Records:
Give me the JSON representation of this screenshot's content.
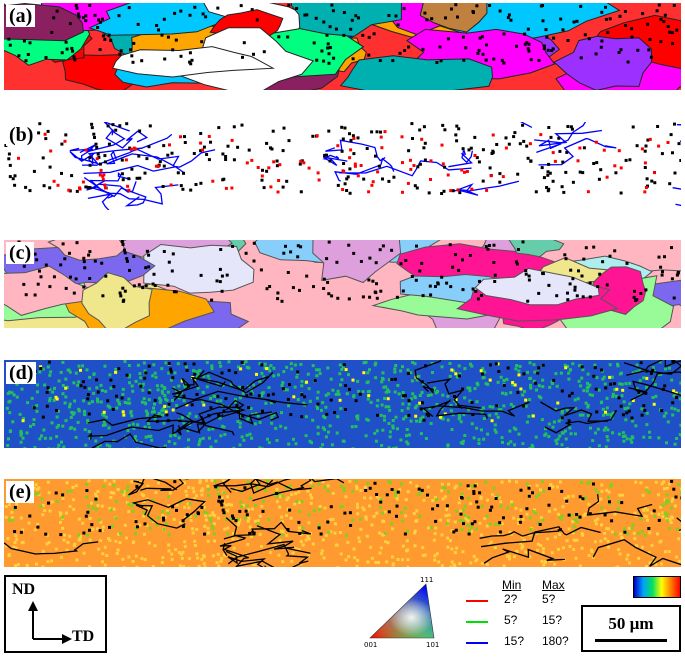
{
  "panels": [
    {
      "label": "(a)",
      "kind": "ipf-map"
    },
    {
      "label": "(b)",
      "kind": "boundary-map"
    },
    {
      "label": "(c)",
      "kind": "grain-map"
    },
    {
      "label": "(d)",
      "kind": "kam-map"
    },
    {
      "label": "(e)",
      "kind": "strain-map"
    }
  ],
  "axes": {
    "nd": "ND",
    "td": "TD"
  },
  "ipf_key": {
    "top": "111",
    "bottom_left": "001",
    "bottom_right": "101"
  },
  "boundary_legend": {
    "min_header": "Min",
    "max_header": "Max",
    "rows": [
      {
        "color": "#ff0000",
        "min": "2?",
        "max": "5?"
      },
      {
        "color": "#00e000",
        "min": "5?",
        "max": "15?"
      },
      {
        "color": "#0000ff",
        "min": "15?",
        "max": "180?"
      }
    ]
  },
  "scale_bar": {
    "label": "50 µm"
  },
  "colors": {
    "ipf": [
      "#ff0000",
      "#ff00ff",
      "#9b30ff",
      "#0000ff",
      "#00c8ff",
      "#00ff80",
      "#ffa500",
      "#c08040",
      "#ff69b4",
      "#ffffff",
      "#00b0b0",
      "#8b2060"
    ],
    "grain": [
      "#ffb6c1",
      "#98fb98",
      "#87cefa",
      "#ffa500",
      "#dda0dd",
      "#ff7f50",
      "#7b68ee",
      "#afeeee",
      "#f0e68c",
      "#66cdaa",
      "#e6e6fa",
      "#ff1493"
    ],
    "boundary": "#0000ff",
    "kam_bg": "#2050c8",
    "strain_bg": "#ff9a30"
  }
}
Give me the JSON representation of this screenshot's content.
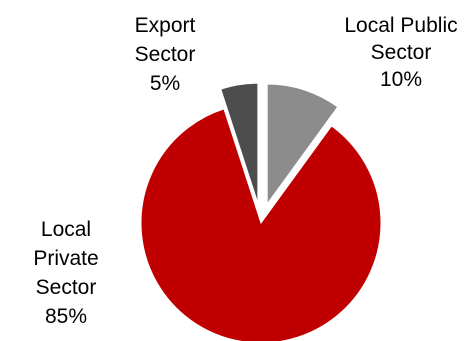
{
  "chart_data": {
    "type": "pie",
    "title": "",
    "slices": [
      {
        "label_lines": [
          "Local Public",
          "Sector",
          "10%"
        ],
        "value": 10,
        "color": "#8c8c8c",
        "exploded": true
      },
      {
        "label_lines": [
          "Local",
          "Private",
          "Sector",
          "85%"
        ],
        "value": 85,
        "color": "#c00000",
        "exploded": false
      },
      {
        "label_lines": [
          "Export",
          "Sector",
          "5%"
        ],
        "value": 5,
        "color": "#4d4d4d",
        "exploded": true
      }
    ],
    "start_angle_deg": 0,
    "direction": "clockwise",
    "legend": "none"
  }
}
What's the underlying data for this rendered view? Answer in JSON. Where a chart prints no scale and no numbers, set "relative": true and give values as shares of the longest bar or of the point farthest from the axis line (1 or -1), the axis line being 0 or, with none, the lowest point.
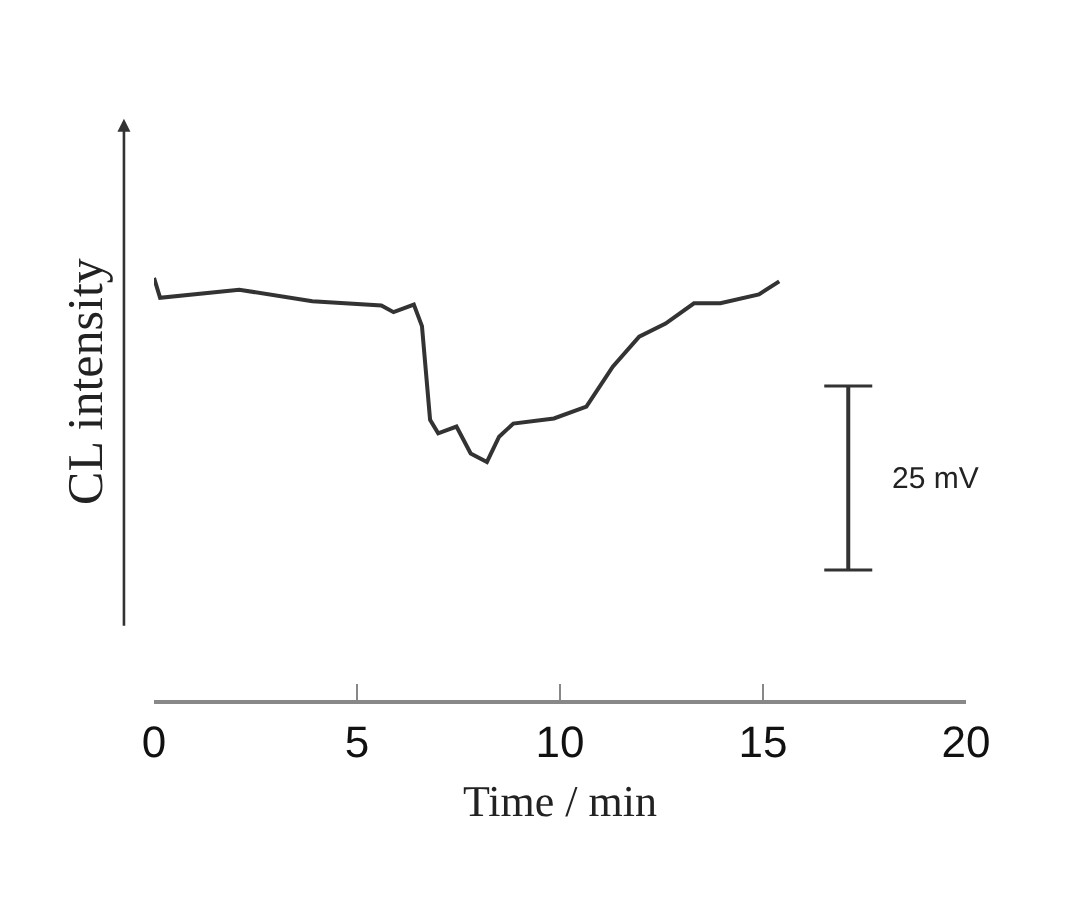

What you need to do:
The records above need to be given again exactly. Omit the pictures.

Answer:
Give me the JSON representation of this screenshot's content.
{
  "panels": [
    {
      "label": "(a)",
      "kind": "ipf-map"
    },
    {
      "label": "(b)",
      "kind": "boundary-map"
    },
    {
      "label": "(c)",
      "kind": "grain-map"
    },
    {
      "label": "(d)",
      "kind": "kam-map"
    },
    {
      "label": "(e)",
      "kind": "strain-map"
    }
  ],
  "axes": {
    "nd": "ND",
    "td": "TD"
  },
  "ipf_key": {
    "top": "111",
    "bottom_left": "001",
    "bottom_right": "101"
  },
  "boundary_legend": {
    "min_header": "Min",
    "max_header": "Max",
    "rows": [
      {
        "color": "#ff0000",
        "min": "2?",
        "max": "5?"
      },
      {
        "color": "#00e000",
        "min": "5?",
        "max": "15?"
      },
      {
        "color": "#0000ff",
        "min": "15?",
        "max": "180?"
      }
    ]
  },
  "scale_bar": {
    "label": "50 µm"
  },
  "colors": {
    "ipf": [
      "#ff0000",
      "#ff00ff",
      "#9b30ff",
      "#0000ff",
      "#00c8ff",
      "#00ff80",
      "#ffa500",
      "#c08040",
      "#ff69b4",
      "#ffffff",
      "#00b0b0",
      "#8b2060"
    ],
    "grain": [
      "#ffb6c1",
      "#98fb98",
      "#87cefa",
      "#ffa500",
      "#dda0dd",
      "#ff7f50",
      "#7b68ee",
      "#afeeee",
      "#f0e68c",
      "#66cdaa",
      "#e6e6fa",
      "#ff1493"
    ],
    "boundary": "#0000ff",
    "kam_bg": "#2050c8",
    "strain_bg": "#ff9a30"
  }
}
Give me the JSON representation of this screenshot's content.
{
  "chart_data": {
    "type": "pie",
    "title": "",
    "slices": [
      {
        "label_lines": [
          "Local Public",
          "Sector",
          "10%"
        ],
        "value": 10,
        "color": "#8c8c8c",
        "exploded": true
      },
      {
        "label_lines": [
          "Local",
          "Private",
          "Sector",
          "85%"
        ],
        "value": 85,
        "color": "#c00000",
        "exploded": false
      },
      {
        "label_lines": [
          "Export",
          "Sector",
          "5%"
        ],
        "value": 5,
        "color": "#4d4d4d",
        "exploded": true
      }
    ],
    "start_angle_deg": 0,
    "direction": "clockwise",
    "legend": "none"
  }
}
What's the underlying data for this rendered view? Answer in JSON. Where a chart prints no scale and no numbers, set "relative": true and give values as shares of the longest bar or of the point farthest from the axis line (1 or -1), the axis line being 0 or, with none, the lowest point.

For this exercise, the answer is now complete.